_Short exercise_
Select the lines of the records containing the word "status" and list them.
↓↓↓
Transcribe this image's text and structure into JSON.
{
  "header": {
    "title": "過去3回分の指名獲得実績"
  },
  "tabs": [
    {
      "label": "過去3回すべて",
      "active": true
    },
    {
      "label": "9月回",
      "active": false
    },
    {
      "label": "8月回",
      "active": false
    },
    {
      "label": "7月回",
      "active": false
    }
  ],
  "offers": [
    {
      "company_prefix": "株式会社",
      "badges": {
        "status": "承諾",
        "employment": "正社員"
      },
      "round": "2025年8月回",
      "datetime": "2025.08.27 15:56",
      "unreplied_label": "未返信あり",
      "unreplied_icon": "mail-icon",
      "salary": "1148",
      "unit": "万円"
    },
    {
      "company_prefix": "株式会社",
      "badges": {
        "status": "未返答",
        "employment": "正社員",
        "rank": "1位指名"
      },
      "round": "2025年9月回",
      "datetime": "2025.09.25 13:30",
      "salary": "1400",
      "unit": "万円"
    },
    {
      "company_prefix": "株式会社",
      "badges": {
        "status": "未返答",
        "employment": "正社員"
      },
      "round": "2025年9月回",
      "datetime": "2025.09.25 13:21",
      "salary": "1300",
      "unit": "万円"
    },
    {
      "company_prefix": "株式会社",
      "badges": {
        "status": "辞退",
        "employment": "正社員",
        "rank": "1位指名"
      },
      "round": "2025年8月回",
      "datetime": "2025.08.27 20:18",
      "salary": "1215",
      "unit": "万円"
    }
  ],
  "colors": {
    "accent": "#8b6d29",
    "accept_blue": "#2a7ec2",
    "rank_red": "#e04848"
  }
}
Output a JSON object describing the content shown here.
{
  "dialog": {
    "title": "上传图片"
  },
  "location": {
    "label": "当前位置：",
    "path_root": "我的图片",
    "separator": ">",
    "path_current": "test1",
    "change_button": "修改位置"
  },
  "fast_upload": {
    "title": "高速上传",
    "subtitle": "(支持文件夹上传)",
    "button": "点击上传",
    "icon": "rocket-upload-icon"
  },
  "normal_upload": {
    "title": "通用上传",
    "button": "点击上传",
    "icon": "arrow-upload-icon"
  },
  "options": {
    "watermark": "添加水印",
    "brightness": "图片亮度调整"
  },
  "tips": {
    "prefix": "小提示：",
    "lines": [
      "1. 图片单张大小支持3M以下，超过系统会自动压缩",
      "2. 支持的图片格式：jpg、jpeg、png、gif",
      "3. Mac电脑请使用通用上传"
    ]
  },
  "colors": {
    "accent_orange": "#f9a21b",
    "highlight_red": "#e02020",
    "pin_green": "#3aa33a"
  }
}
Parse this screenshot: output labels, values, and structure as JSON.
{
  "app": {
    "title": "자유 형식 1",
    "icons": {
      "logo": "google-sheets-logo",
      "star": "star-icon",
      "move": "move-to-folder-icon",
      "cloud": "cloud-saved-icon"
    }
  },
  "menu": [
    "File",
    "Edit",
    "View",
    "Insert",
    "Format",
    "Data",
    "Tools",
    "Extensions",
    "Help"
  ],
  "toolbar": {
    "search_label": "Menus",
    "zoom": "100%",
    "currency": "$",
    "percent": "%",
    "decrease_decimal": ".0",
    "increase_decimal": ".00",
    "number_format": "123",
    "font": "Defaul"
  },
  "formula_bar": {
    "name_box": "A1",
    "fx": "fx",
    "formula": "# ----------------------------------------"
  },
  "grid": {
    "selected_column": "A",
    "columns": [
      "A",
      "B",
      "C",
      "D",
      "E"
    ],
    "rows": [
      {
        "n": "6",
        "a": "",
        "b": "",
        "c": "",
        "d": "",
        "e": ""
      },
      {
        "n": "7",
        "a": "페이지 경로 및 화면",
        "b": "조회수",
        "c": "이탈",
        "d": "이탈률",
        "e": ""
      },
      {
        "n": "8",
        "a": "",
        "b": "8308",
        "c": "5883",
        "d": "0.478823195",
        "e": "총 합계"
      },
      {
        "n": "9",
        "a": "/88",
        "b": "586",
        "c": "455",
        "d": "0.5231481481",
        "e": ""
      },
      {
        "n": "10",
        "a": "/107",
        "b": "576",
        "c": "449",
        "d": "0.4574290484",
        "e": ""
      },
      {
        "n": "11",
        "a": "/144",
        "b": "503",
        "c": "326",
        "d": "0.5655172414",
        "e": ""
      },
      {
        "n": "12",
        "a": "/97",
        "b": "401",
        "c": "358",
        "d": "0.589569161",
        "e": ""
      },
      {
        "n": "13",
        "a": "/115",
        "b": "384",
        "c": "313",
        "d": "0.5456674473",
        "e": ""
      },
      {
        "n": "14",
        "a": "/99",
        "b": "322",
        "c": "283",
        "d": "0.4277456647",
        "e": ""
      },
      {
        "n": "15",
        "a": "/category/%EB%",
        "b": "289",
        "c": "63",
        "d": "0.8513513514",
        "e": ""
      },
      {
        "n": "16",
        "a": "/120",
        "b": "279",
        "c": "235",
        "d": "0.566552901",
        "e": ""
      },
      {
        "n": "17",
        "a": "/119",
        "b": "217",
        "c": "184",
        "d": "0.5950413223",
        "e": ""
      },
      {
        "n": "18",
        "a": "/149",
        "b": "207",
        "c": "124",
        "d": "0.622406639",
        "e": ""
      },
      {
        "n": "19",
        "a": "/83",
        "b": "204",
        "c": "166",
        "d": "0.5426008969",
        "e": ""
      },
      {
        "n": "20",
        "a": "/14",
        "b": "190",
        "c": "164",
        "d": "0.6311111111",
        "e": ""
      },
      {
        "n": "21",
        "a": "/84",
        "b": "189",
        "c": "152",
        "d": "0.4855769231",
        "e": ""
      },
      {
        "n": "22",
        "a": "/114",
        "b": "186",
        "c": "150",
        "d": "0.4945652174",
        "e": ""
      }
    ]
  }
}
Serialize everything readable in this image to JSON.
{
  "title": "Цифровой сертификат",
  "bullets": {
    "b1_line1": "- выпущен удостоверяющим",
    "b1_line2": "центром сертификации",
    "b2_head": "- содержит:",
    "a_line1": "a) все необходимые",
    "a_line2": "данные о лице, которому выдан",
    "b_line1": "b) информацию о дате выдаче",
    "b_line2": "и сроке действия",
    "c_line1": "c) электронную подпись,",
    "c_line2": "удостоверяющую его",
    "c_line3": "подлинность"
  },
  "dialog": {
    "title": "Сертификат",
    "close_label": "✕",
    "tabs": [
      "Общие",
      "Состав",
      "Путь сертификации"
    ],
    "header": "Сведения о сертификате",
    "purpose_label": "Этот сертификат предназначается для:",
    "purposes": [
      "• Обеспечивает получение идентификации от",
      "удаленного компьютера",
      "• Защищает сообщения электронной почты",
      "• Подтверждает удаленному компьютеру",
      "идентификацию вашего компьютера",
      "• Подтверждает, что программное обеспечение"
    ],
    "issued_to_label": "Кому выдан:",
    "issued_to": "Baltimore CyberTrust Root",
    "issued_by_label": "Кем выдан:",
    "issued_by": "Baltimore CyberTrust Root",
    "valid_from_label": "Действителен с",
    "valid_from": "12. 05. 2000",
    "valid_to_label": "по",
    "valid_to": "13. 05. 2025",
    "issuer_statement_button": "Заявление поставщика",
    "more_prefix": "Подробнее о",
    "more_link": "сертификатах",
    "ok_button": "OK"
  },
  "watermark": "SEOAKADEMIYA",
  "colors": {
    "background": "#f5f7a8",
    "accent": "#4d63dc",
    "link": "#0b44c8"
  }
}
↑↑↑
_The output_
        "status": "承諾",
        "status": "未返答",
        "status": "未返答",
        "status": "辞退",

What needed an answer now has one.